## WORK TO DO
Print the entries verbatim, leaving out the images they contain.

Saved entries
- - - - -

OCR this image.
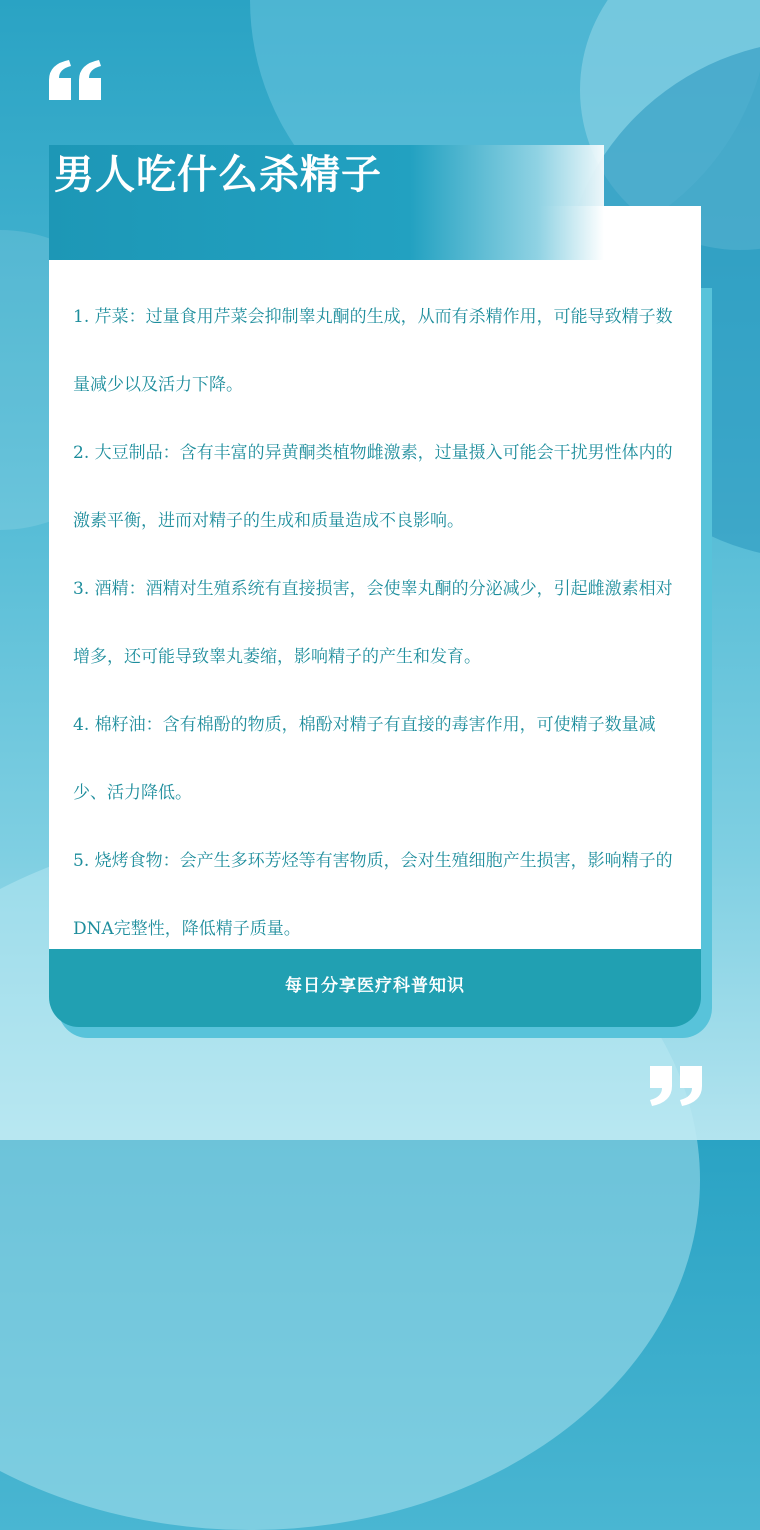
男人吃什么杀精子

1. 芹菜：过量食用芹菜会抑制睾丸酮的生成，从而有杀精作用，可能导致精子数量减少以及活力下降。

2. 大豆制品：含有丰富的异黄酮类植物雌激素，过量摄入可能会干扰男性体内的激素平衡，进而对精子的生成和质量造成不良影响。

3. 酒精：酒精对生殖系统有直接损害，会使睾丸酮的分泌减少，引起雌激素相对增多，还可能导致睾丸萎缩，影响精子的产生和发育。

4. 棉籽油：含有棉酚的物质，棉酚对精子有直接的毒害作用，可使精子数量减少、活力降低。

5. 烧烤食物：会产生多环芳烃等有害物质，会对生殖细胞产生损害，影响精子的DNA完整性，降低精子质量。

每日分享医疗科普知识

- - - - -

## FULL ANSWER
OCR this image.
男人吃什么杀精子

1. 芹菜：过量食用芹菜会抑制睾丸酮的生成，从而有杀精作用，可能导致精子数量减少以及活力下降。

2. 大豆制品：含有丰富的异黄酮类植物雌激素，过量摄入可能会干扰男性体内的激素平衡，进而对精子的生成和质量造成不良影响。

3. 酒精：酒精对生殖系统有直接损害，会使睾丸酮的分泌减少，引起雌激素相对增多，还可能导致睾丸萎缩，影响精子的产生和发育。

4. 棉籽油：含有棉酚的物质，棉酚对精子有直接的毒害作用，可使精子数量减少、活力降低。

5. 烧烤食物：会产生多环芳烃等有害物质，会对生殖细胞产生损害，影响精子的DNA完整性，降低精子质量。

每日分享医疗科普知识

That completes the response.